▸ **Exercise goal**: Repeat, exactly and in full, the lines of the listing below, but without any pictures.

--- start of Records supplied ---

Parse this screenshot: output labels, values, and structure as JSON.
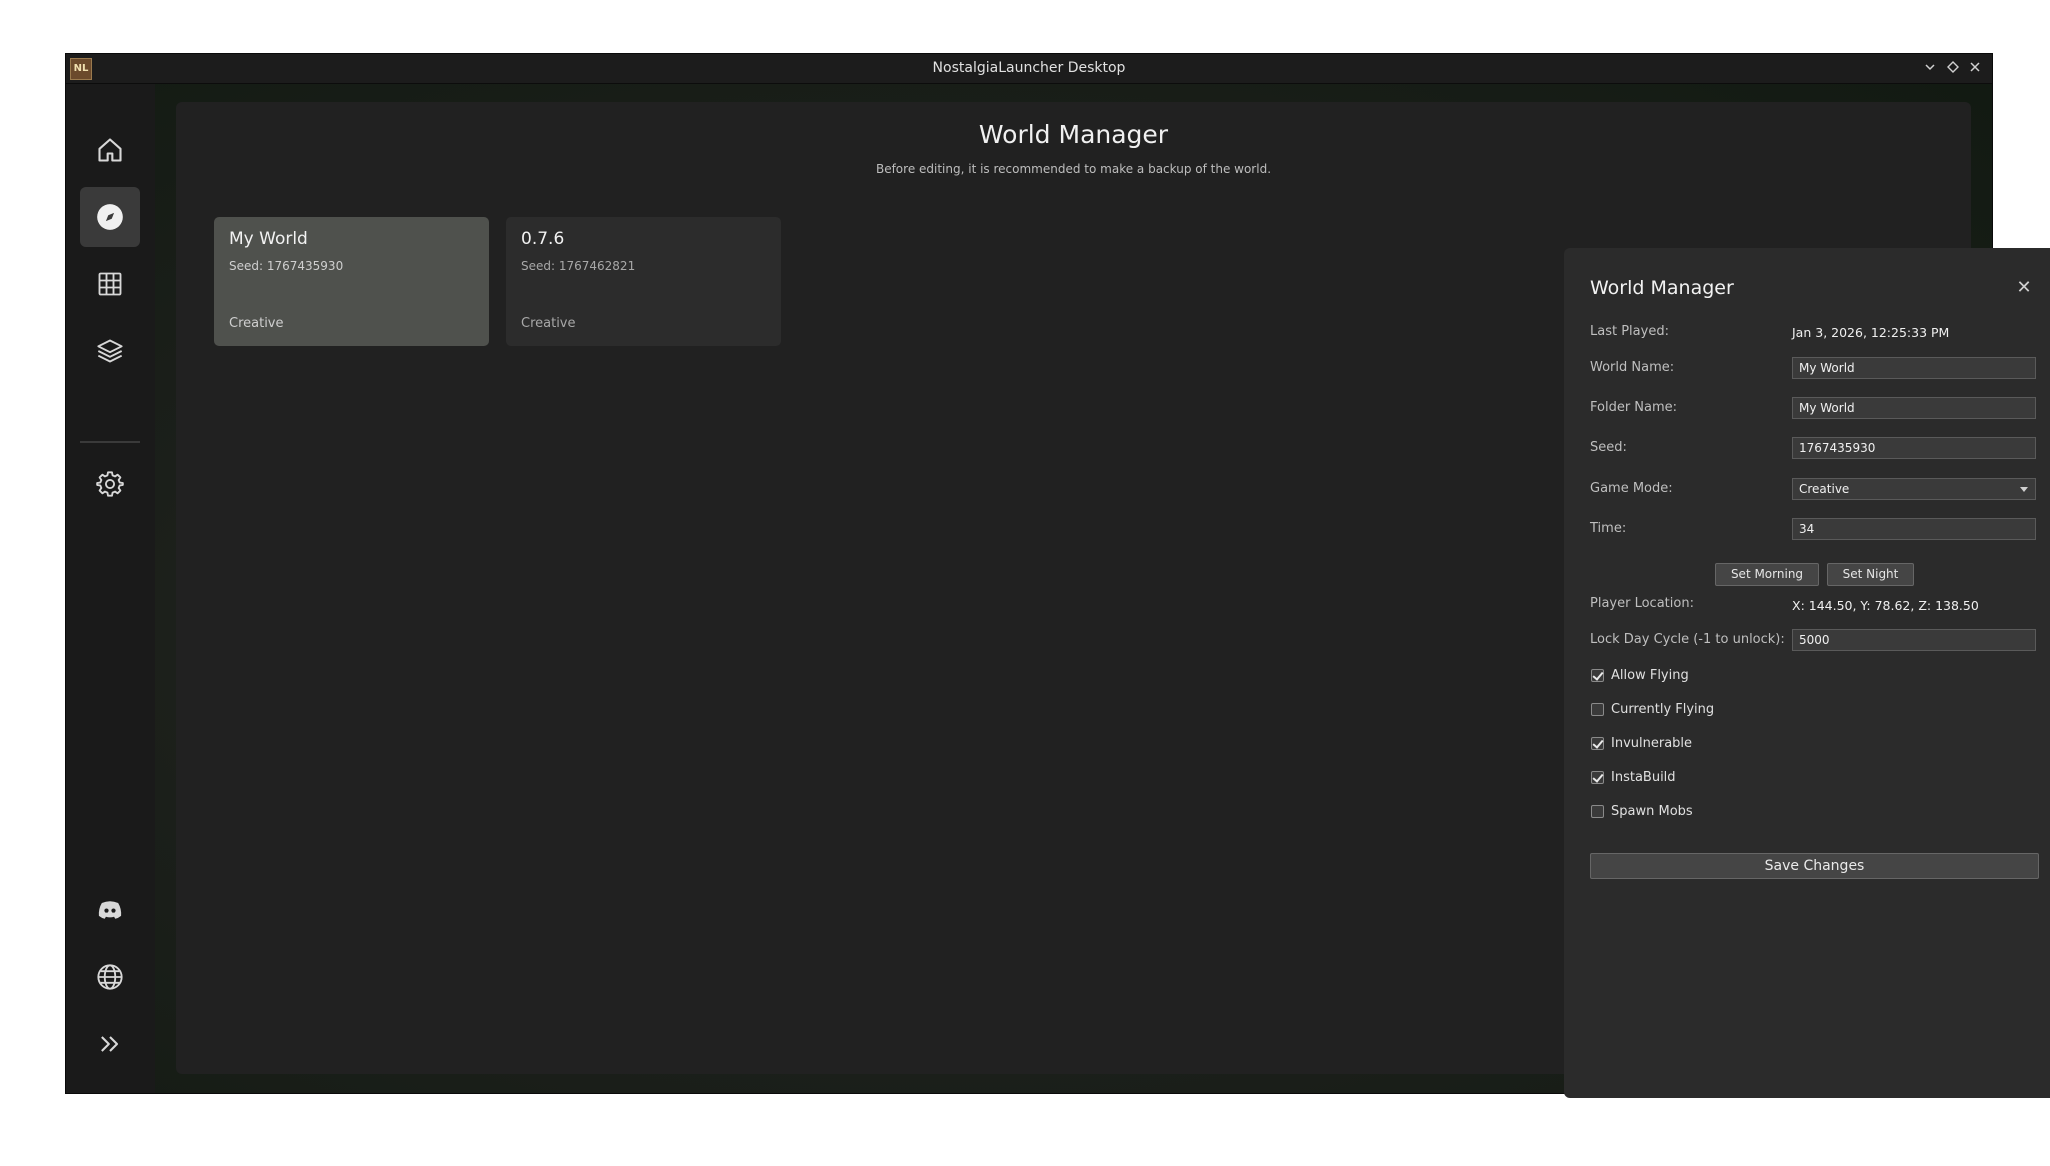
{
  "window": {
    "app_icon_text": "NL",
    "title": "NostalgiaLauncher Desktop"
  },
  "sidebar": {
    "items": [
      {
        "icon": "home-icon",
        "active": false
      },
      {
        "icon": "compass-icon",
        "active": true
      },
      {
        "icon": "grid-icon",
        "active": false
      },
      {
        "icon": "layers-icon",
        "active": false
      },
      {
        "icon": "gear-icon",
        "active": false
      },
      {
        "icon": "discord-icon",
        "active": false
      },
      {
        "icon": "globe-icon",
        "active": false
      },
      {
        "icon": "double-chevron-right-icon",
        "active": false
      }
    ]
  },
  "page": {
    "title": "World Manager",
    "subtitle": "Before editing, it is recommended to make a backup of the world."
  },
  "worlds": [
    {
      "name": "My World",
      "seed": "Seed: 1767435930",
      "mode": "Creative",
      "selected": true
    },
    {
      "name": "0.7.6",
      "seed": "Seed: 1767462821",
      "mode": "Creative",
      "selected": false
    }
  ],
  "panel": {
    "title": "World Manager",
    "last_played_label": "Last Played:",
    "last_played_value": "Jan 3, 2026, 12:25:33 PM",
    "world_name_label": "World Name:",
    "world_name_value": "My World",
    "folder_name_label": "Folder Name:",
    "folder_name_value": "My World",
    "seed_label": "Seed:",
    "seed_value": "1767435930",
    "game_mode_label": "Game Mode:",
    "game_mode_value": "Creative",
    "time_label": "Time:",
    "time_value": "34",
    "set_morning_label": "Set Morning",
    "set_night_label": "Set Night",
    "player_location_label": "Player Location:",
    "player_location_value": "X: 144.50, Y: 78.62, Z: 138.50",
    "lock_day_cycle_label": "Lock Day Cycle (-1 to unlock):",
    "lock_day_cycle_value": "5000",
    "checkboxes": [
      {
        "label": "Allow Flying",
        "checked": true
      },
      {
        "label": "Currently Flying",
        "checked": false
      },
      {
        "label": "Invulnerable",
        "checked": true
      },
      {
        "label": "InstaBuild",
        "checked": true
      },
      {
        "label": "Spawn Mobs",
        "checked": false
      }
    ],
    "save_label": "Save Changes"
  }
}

--- end of Records supplied ---

▸ **Response below**:
Parse this screenshot: output labels, values, and structure as JSON.
{
  "window": {
    "app_icon_text": "NL",
    "title": "NostalgiaLauncher Desktop"
  },
  "sidebar": {
    "items": [
      {
        "icon": "home-icon",
        "active": false
      },
      {
        "icon": "compass-icon",
        "active": true
      },
      {
        "icon": "grid-icon",
        "active": false
      },
      {
        "icon": "layers-icon",
        "active": false
      },
      {
        "icon": "gear-icon",
        "active": false
      },
      {
        "icon": "discord-icon",
        "active": false
      },
      {
        "icon": "globe-icon",
        "active": false
      },
      {
        "icon": "double-chevron-right-icon",
        "active": false
      }
    ]
  },
  "page": {
    "title": "World Manager",
    "subtitle": "Before editing, it is recommended to make a backup of the world."
  },
  "worlds": [
    {
      "name": "My World",
      "seed": "Seed: 1767435930",
      "mode": "Creative",
      "selected": true
    },
    {
      "name": "0.7.6",
      "seed": "Seed: 1767462821",
      "mode": "Creative",
      "selected": false
    }
  ],
  "panel": {
    "title": "World Manager",
    "last_played_label": "Last Played:",
    "last_played_value": "Jan 3, 2026, 12:25:33 PM",
    "world_name_label": "World Name:",
    "world_name_value": "My World",
    "folder_name_label": "Folder Name:",
    "folder_name_value": "My World",
    "seed_label": "Seed:",
    "seed_value": "1767435930",
    "game_mode_label": "Game Mode:",
    "game_mode_value": "Creative",
    "time_label": "Time:",
    "time_value": "34",
    "set_morning_label": "Set Morning",
    "set_night_label": "Set Night",
    "player_location_label": "Player Location:",
    "player_location_value": "X: 144.50, Y: 78.62, Z: 138.50",
    "lock_day_cycle_label": "Lock Day Cycle (-1 to unlock):",
    "lock_day_cycle_value": "5000",
    "checkboxes": [
      {
        "label": "Allow Flying",
        "checked": true
      },
      {
        "label": "Currently Flying",
        "checked": false
      },
      {
        "label": "Invulnerable",
        "checked": true
      },
      {
        "label": "InstaBuild",
        "checked": true
      },
      {
        "label": "Spawn Mobs",
        "checked": false
      }
    ],
    "save_label": "Save Changes"
  }
}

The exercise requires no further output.